RECORDS TO USE:
________________

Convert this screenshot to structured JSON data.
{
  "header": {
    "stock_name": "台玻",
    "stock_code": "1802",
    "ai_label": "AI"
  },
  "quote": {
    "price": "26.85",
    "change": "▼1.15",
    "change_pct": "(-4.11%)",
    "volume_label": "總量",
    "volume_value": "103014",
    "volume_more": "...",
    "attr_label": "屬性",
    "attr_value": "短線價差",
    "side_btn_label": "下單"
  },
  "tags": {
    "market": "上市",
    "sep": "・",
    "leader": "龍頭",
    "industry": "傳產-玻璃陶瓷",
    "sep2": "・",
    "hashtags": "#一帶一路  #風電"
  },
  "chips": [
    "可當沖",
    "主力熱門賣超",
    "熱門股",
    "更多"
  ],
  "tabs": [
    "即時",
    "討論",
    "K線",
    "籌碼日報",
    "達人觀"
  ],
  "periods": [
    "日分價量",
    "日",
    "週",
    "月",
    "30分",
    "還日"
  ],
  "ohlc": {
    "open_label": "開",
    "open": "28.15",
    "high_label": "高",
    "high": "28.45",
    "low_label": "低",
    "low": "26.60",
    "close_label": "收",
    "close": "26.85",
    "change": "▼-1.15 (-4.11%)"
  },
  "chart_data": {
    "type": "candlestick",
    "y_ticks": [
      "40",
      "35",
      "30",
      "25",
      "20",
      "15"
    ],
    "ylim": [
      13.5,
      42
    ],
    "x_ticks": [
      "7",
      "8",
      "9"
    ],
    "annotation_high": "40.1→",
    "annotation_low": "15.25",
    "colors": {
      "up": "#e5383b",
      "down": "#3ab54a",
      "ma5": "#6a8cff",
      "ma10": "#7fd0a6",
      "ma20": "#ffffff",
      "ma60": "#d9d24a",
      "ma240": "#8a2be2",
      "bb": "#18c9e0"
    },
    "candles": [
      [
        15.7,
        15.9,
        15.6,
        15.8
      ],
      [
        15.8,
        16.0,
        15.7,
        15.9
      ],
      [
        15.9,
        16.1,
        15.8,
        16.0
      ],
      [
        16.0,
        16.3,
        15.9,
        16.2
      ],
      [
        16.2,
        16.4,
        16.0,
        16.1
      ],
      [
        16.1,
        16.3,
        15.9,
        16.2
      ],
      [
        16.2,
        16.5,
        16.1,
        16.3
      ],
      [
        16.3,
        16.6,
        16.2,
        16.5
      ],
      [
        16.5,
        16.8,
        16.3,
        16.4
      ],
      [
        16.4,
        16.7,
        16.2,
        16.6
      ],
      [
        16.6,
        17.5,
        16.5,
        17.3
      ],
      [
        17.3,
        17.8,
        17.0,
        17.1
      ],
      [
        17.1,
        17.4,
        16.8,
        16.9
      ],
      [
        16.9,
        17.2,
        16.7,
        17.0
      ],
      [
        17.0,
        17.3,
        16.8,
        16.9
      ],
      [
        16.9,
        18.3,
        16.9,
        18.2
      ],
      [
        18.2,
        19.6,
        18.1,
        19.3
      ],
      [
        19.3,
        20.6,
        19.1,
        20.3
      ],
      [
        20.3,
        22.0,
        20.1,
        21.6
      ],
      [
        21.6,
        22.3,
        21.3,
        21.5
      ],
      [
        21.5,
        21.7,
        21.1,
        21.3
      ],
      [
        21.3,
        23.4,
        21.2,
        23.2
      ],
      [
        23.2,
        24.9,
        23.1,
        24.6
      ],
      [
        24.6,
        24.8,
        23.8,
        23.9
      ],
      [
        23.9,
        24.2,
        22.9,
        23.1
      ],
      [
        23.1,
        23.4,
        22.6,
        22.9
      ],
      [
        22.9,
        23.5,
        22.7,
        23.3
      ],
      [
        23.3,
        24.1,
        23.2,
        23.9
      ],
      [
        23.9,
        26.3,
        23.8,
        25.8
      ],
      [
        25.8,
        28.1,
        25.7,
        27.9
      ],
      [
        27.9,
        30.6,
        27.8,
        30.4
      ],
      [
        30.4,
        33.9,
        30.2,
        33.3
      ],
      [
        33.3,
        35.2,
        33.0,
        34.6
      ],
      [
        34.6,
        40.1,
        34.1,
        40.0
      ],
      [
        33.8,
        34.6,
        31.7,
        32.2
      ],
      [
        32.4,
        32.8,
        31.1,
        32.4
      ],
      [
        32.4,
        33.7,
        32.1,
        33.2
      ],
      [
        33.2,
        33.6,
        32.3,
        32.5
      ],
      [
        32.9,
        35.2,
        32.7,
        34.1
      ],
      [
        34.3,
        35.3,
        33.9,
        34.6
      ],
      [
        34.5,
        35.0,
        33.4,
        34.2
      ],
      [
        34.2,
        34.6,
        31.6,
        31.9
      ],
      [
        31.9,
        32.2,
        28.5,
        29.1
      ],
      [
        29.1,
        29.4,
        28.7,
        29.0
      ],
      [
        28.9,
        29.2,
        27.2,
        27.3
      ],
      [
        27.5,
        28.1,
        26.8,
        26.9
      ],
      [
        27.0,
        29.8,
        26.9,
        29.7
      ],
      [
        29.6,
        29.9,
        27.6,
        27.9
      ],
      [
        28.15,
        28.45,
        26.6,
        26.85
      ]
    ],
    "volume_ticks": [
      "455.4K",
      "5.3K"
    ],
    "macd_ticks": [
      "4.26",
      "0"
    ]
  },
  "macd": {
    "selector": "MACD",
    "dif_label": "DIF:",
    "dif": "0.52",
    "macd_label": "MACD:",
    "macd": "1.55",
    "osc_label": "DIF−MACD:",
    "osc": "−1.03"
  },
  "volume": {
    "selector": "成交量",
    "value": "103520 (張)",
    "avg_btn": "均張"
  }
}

________________

WRITTEN TASK: Above are the records; retype them all without a single difference.

OUTPUT FOR THIS TASK:
Convert this screenshot to structured JSON data.
{
  "header": {
    "stock_name": "台玻",
    "stock_code": "1802",
    "ai_label": "AI"
  },
  "quote": {
    "price": "26.85",
    "change": "▼1.15",
    "change_pct": "(-4.11%)",
    "volume_label": "總量",
    "volume_value": "103014",
    "volume_more": "...",
    "attr_label": "屬性",
    "attr_value": "短線價差",
    "side_btn_label": "下單"
  },
  "tags": {
    "market": "上市",
    "sep": "・",
    "leader": "龍頭",
    "industry": "傳產-玻璃陶瓷",
    "sep2": "・",
    "hashtags": "#一帶一路  #風電"
  },
  "chips": [
    "可當沖",
    "主力熱門賣超",
    "熱門股",
    "更多"
  ],
  "tabs": [
    "即時",
    "討論",
    "K線",
    "籌碼日報",
    "達人觀"
  ],
  "periods": [
    "日分價量",
    "日",
    "週",
    "月",
    "30分",
    "還日"
  ],
  "ohlc": {
    "open_label": "開",
    "open": "28.15",
    "high_label": "高",
    "high": "28.45",
    "low_label": "低",
    "low": "26.60",
    "close_label": "收",
    "close": "26.85",
    "change": "▼-1.15 (-4.11%)"
  },
  "chart_data": {
    "type": "candlestick",
    "y_ticks": [
      "40",
      "35",
      "30",
      "25",
      "20",
      "15"
    ],
    "ylim": [
      13.5,
      42
    ],
    "x_ticks": [
      "7",
      "8",
      "9"
    ],
    "annotation_high": "40.1→",
    "annotation_low": "15.25",
    "colors": {
      "up": "#e5383b",
      "down": "#3ab54a",
      "ma5": "#6a8cff",
      "ma10": "#7fd0a6",
      "ma20": "#ffffff",
      "ma60": "#d9d24a",
      "ma240": "#8a2be2",
      "bb": "#18c9e0"
    },
    "candles": [
      [
        15.7,
        15.9,
        15.6,
        15.8
      ],
      [
        15.8,
        16.0,
        15.7,
        15.9
      ],
      [
        15.9,
        16.1,
        15.8,
        16.0
      ],
      [
        16.0,
        16.3,
        15.9,
        16.2
      ],
      [
        16.2,
        16.4,
        16.0,
        16.1
      ],
      [
        16.1,
        16.3,
        15.9,
        16.2
      ],
      [
        16.2,
        16.5,
        16.1,
        16.3
      ],
      [
        16.3,
        16.6,
        16.2,
        16.5
      ],
      [
        16.5,
        16.8,
        16.3,
        16.4
      ],
      [
        16.4,
        16.7,
        16.2,
        16.6
      ],
      [
        16.6,
        17.5,
        16.5,
        17.3
      ],
      [
        17.3,
        17.8,
        17.0,
        17.1
      ],
      [
        17.1,
        17.4,
        16.8,
        16.9
      ],
      [
        16.9,
        17.2,
        16.7,
        17.0
      ],
      [
        17.0,
        17.3,
        16.8,
        16.9
      ],
      [
        16.9,
        18.3,
        16.9,
        18.2
      ],
      [
        18.2,
        19.6,
        18.1,
        19.3
      ],
      [
        19.3,
        20.6,
        19.1,
        20.3
      ],
      [
        20.3,
        22.0,
        20.1,
        21.6
      ],
      [
        21.6,
        22.3,
        21.3,
        21.5
      ],
      [
        21.5,
        21.7,
        21.1,
        21.3
      ],
      [
        21.3,
        23.4,
        21.2,
        23.2
      ],
      [
        23.2,
        24.9,
        23.1,
        24.6
      ],
      [
        24.6,
        24.8,
        23.8,
        23.9
      ],
      [
        23.9,
        24.2,
        22.9,
        23.1
      ],
      [
        23.1,
        23.4,
        22.6,
        22.9
      ],
      [
        22.9,
        23.5,
        22.7,
        23.3
      ],
      [
        23.3,
        24.1,
        23.2,
        23.9
      ],
      [
        23.9,
        26.3,
        23.8,
        25.8
      ],
      [
        25.8,
        28.1,
        25.7,
        27.9
      ],
      [
        27.9,
        30.6,
        27.8,
        30.4
      ],
      [
        30.4,
        33.9,
        30.2,
        33.3
      ],
      [
        33.3,
        35.2,
        33.0,
        34.6
      ],
      [
        34.6,
        40.1,
        34.1,
        40.0
      ],
      [
        33.8,
        34.6,
        31.7,
        32.2
      ],
      [
        32.4,
        32.8,
        31.1,
        32.4
      ],
      [
        32.4,
        33.7,
        32.1,
        33.2
      ],
      [
        33.2,
        33.6,
        32.3,
        32.5
      ],
      [
        32.9,
        35.2,
        32.7,
        34.1
      ],
      [
        34.3,
        35.3,
        33.9,
        34.6
      ],
      [
        34.5,
        35.0,
        33.4,
        34.2
      ],
      [
        34.2,
        34.6,
        31.6,
        31.9
      ],
      [
        31.9,
        32.2,
        28.5,
        29.1
      ],
      [
        29.1,
        29.4,
        28.7,
        29.0
      ],
      [
        28.9,
        29.2,
        27.2,
        27.3
      ],
      [
        27.5,
        28.1,
        26.8,
        26.9
      ],
      [
        27.0,
        29.8,
        26.9,
        29.7
      ],
      [
        29.6,
        29.9,
        27.6,
        27.9
      ],
      [
        28.15,
        28.45,
        26.6,
        26.85
      ]
    ],
    "volume_ticks": [
      "455.4K",
      "5.3K"
    ],
    "macd_ticks": [
      "4.26",
      "0"
    ]
  },
  "macd": {
    "selector": "MACD",
    "dif_label": "DIF:",
    "dif": "0.52",
    "macd_label": "MACD:",
    "macd": "1.55",
    "osc_label": "DIF−MACD:",
    "osc": "−1.03"
  },
  "volume": {
    "selector": "成交量",
    "value": "103520 (張)",
    "avg_btn": "均張"
  }
}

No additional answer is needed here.